> [Description of the task]: Reproduce all lines of the listing below in which the word "left" occurs.

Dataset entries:
= = = = =
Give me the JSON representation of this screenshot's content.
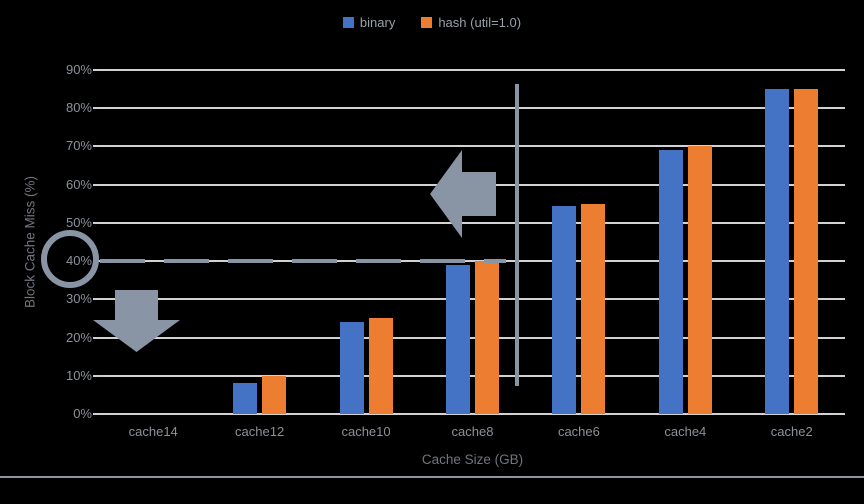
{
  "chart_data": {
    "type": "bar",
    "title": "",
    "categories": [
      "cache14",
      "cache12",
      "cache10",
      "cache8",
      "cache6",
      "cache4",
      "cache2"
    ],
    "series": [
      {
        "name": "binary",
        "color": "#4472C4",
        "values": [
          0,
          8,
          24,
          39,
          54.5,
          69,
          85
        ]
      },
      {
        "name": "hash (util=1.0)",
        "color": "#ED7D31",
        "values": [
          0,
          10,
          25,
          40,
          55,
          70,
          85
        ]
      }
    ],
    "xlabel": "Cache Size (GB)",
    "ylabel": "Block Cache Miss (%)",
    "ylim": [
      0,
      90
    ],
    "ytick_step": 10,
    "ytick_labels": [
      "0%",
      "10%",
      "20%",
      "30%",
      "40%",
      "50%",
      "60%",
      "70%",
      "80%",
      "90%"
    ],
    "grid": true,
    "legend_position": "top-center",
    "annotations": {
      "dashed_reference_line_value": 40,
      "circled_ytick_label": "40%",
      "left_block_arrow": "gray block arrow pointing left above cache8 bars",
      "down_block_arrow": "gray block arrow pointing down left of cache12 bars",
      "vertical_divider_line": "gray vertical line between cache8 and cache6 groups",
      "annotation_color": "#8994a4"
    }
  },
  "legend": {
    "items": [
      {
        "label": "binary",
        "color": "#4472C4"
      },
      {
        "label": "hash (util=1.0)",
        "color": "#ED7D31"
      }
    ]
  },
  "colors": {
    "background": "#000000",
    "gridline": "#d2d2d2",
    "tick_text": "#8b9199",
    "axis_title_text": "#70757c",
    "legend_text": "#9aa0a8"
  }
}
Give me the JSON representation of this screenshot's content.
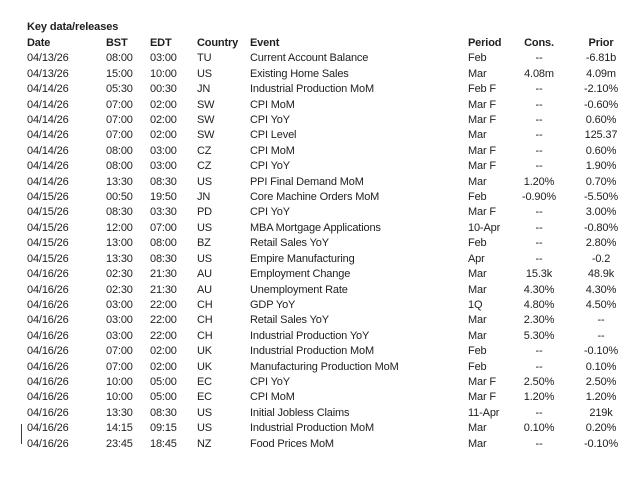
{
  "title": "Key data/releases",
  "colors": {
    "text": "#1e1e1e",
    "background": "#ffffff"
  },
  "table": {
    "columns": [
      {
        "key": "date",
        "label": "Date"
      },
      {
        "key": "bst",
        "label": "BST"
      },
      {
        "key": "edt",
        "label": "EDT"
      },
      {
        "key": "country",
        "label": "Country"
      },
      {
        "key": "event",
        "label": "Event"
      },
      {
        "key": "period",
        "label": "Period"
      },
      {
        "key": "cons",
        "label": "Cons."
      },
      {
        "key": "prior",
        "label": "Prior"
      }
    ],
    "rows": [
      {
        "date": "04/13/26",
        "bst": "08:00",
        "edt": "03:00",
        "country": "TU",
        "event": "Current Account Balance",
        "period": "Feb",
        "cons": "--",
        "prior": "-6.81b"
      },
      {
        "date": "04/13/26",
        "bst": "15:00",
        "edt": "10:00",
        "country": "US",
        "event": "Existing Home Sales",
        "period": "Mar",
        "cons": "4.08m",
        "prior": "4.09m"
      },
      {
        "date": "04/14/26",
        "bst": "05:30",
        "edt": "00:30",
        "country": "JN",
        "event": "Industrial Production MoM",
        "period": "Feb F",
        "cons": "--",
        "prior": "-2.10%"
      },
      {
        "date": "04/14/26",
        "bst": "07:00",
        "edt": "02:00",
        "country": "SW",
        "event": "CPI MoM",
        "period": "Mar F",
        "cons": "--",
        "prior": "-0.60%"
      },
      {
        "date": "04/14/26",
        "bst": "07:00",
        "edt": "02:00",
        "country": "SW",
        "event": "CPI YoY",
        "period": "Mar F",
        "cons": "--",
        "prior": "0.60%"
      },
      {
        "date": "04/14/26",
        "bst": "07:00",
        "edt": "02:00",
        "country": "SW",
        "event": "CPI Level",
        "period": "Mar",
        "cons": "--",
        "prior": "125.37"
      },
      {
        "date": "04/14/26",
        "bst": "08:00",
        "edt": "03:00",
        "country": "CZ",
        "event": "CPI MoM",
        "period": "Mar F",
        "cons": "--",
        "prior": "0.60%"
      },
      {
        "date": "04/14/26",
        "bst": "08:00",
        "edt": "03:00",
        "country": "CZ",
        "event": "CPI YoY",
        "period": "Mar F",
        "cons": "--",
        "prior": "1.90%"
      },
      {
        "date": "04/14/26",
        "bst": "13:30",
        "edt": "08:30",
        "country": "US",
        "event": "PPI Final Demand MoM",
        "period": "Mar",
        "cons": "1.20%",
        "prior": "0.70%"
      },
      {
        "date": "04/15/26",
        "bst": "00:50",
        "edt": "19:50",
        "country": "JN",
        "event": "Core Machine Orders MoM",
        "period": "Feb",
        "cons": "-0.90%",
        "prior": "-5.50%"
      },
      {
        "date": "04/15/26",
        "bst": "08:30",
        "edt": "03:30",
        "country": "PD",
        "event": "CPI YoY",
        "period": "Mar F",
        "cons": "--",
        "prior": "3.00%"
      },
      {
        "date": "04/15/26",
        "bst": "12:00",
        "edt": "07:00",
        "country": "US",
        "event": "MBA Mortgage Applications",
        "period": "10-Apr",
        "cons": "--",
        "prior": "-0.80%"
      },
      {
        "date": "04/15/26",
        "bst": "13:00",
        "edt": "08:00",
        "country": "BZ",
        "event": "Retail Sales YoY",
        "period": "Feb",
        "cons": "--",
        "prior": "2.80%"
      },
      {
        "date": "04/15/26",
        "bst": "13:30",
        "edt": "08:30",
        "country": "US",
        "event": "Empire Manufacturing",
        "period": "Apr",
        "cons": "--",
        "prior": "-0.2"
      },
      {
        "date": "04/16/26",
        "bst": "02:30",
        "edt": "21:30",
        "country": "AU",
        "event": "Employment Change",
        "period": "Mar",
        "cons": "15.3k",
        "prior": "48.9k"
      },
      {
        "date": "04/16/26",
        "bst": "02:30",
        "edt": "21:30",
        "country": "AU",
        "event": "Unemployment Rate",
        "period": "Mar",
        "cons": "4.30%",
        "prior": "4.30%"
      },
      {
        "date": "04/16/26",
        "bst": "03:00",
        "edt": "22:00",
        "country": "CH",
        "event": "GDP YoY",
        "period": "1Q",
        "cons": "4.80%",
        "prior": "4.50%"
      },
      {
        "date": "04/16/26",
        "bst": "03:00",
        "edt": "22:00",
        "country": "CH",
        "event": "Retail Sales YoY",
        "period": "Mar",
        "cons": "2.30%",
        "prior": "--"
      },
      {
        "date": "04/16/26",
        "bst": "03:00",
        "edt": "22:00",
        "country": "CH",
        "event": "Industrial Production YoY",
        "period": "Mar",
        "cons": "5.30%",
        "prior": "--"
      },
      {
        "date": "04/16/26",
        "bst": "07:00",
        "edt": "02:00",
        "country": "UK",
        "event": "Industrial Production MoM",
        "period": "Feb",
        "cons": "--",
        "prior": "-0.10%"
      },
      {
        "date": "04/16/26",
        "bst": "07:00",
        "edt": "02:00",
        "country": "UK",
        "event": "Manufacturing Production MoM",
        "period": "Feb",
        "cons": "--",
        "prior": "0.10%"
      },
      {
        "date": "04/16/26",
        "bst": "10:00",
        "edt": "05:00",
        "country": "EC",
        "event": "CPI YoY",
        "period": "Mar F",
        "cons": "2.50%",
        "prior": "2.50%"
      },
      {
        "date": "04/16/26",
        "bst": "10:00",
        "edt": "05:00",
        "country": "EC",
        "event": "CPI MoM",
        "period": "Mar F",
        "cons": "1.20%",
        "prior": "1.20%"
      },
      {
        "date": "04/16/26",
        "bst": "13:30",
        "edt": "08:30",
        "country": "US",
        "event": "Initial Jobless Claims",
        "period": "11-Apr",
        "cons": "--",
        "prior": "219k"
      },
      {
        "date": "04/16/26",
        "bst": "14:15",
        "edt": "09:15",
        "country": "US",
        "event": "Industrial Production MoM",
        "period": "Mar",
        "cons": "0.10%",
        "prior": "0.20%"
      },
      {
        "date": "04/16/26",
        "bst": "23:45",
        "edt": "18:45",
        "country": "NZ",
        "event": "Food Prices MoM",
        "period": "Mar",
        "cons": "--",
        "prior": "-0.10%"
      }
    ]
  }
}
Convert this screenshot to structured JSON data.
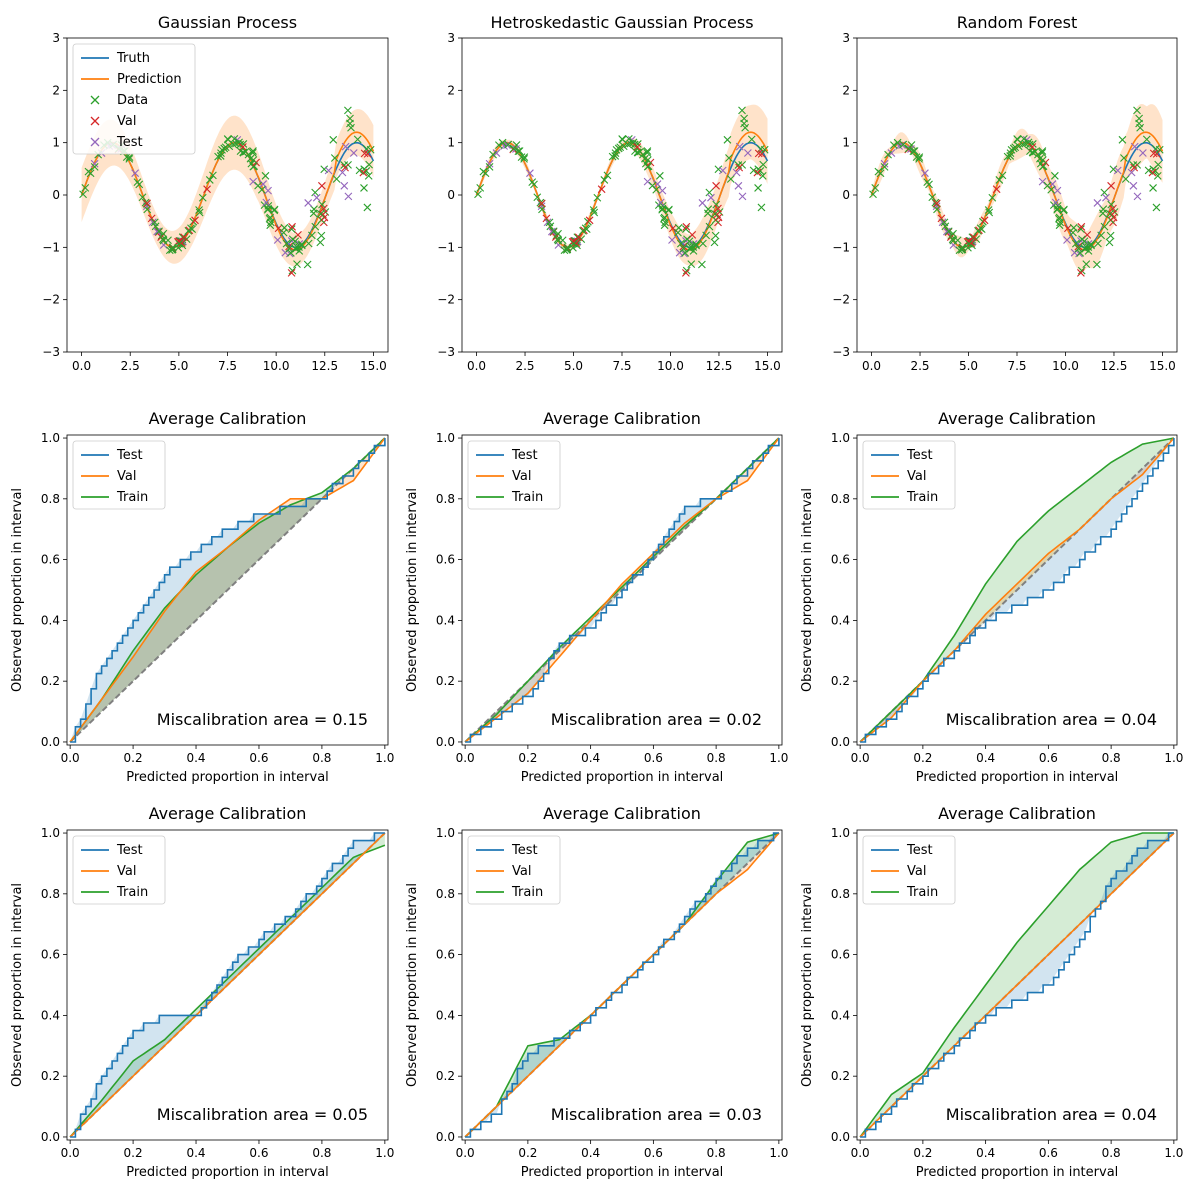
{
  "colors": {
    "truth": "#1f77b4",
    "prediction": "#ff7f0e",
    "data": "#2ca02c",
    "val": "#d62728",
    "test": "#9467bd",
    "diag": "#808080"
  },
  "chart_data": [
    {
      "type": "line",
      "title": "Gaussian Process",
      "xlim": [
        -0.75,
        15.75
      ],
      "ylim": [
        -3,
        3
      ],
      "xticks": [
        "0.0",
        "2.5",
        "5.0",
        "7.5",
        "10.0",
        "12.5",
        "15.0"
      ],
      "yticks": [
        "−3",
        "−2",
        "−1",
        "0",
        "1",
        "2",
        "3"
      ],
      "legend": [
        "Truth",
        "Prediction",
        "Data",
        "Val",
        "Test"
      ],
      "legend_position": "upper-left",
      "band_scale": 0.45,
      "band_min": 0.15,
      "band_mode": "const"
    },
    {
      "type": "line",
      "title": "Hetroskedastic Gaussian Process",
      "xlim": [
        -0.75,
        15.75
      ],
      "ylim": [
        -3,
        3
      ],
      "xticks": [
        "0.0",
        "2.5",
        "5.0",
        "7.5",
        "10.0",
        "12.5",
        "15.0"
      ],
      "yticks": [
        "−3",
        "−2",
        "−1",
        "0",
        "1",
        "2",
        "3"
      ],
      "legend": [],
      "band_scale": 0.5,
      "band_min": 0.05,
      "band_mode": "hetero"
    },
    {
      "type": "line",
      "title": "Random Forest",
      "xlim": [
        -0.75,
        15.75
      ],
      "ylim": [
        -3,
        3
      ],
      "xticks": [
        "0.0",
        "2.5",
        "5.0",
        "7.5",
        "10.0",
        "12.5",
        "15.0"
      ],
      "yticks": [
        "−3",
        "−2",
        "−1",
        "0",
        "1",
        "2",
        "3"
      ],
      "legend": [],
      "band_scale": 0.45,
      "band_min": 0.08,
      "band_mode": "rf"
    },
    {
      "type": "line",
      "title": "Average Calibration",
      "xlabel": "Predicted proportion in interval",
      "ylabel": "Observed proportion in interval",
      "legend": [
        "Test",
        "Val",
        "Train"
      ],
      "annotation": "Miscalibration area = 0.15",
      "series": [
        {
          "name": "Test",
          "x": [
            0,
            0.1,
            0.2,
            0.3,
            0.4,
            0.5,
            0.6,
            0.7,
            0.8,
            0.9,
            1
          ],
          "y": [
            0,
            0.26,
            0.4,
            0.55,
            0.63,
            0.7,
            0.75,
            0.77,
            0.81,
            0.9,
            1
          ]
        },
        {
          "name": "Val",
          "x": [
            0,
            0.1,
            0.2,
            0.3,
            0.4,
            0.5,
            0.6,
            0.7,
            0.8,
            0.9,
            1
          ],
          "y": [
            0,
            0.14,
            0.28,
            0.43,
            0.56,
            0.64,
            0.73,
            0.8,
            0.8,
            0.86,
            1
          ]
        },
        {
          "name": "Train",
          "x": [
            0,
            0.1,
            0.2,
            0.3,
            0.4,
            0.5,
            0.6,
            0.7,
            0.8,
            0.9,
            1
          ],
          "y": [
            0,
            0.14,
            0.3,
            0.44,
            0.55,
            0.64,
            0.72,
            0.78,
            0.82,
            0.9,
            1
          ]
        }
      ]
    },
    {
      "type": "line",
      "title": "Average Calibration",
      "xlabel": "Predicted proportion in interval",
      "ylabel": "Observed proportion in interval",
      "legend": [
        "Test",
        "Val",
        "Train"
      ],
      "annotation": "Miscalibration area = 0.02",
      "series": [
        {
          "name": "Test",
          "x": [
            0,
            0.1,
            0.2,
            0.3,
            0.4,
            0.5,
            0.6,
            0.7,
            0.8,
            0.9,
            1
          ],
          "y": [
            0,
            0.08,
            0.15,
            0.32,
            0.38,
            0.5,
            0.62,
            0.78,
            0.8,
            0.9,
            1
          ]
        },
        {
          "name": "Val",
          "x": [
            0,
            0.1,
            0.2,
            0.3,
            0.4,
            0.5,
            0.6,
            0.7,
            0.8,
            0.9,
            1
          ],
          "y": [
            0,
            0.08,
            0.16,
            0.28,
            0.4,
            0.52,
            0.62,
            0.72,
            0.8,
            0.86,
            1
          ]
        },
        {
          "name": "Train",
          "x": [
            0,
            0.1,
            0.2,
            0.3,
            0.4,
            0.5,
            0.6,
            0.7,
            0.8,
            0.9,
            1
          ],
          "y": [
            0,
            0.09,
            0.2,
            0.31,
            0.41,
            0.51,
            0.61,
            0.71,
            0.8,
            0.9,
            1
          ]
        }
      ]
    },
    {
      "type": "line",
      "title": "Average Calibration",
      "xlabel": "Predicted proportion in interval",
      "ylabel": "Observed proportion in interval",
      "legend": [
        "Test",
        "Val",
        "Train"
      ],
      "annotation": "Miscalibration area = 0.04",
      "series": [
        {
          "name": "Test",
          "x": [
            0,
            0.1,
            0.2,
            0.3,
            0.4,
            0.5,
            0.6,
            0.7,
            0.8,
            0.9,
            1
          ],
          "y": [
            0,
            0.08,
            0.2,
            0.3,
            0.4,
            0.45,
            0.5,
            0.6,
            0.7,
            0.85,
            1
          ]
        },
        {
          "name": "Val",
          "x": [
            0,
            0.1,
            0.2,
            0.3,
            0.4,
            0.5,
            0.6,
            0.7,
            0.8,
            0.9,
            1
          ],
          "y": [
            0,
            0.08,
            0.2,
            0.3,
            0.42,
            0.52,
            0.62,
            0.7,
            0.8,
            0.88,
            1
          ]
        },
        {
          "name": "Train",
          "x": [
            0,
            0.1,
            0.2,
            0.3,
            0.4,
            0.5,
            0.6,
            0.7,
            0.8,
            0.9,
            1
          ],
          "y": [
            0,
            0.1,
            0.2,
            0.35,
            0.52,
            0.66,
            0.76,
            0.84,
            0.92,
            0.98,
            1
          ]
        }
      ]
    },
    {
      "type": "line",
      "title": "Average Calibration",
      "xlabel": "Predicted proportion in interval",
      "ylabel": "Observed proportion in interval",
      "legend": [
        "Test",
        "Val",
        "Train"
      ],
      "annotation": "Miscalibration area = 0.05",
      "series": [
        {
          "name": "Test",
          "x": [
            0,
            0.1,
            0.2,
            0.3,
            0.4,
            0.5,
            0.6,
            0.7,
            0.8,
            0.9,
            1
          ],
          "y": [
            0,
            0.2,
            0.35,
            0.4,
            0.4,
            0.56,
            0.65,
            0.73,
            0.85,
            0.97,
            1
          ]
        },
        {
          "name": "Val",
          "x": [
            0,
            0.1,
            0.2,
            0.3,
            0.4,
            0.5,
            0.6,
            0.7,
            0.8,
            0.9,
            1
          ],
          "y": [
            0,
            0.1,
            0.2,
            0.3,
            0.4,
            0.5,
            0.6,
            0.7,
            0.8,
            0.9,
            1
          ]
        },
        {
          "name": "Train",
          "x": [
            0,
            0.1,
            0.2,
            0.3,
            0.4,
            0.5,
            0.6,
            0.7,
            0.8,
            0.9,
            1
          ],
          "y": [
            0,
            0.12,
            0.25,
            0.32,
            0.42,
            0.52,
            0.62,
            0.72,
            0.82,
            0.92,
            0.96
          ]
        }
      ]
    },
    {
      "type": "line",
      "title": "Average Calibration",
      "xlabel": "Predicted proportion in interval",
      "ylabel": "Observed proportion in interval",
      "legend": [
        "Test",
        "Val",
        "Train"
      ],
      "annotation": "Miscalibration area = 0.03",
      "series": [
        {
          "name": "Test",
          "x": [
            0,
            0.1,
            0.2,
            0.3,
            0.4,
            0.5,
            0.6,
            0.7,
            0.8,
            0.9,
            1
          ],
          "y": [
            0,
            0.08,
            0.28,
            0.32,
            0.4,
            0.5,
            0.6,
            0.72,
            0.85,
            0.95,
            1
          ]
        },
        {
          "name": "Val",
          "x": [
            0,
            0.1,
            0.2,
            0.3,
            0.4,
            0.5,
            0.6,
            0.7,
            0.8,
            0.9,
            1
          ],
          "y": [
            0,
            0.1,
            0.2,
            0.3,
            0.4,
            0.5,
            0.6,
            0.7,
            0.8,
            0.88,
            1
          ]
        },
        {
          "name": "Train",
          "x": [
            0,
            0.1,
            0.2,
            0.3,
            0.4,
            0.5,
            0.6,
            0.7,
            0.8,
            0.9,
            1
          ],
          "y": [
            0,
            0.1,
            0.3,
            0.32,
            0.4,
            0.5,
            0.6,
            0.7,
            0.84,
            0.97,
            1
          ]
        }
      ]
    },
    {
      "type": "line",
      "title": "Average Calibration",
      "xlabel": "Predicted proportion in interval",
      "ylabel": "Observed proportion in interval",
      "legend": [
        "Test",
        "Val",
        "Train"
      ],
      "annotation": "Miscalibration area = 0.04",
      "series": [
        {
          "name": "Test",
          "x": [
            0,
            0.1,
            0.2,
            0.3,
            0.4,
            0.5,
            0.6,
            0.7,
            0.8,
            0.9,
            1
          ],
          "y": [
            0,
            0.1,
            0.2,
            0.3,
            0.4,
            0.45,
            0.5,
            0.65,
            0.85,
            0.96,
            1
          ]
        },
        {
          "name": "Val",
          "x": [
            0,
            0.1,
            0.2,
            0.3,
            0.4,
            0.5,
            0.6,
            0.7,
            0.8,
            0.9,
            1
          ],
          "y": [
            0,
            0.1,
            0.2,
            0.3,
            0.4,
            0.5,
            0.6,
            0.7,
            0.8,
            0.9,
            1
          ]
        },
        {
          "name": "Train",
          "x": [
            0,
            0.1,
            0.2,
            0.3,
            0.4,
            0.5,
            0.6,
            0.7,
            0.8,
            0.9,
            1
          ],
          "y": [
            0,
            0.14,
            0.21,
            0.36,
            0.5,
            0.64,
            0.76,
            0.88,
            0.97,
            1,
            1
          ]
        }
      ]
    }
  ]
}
= = = = =
> [Written response]:
      "left_block_arrow": "gray block arrow pointing left above cache8 bars",
      "down_block_arrow": "gray block arrow pointing down left of cache12 bars",
      "legend_position": "upper-left",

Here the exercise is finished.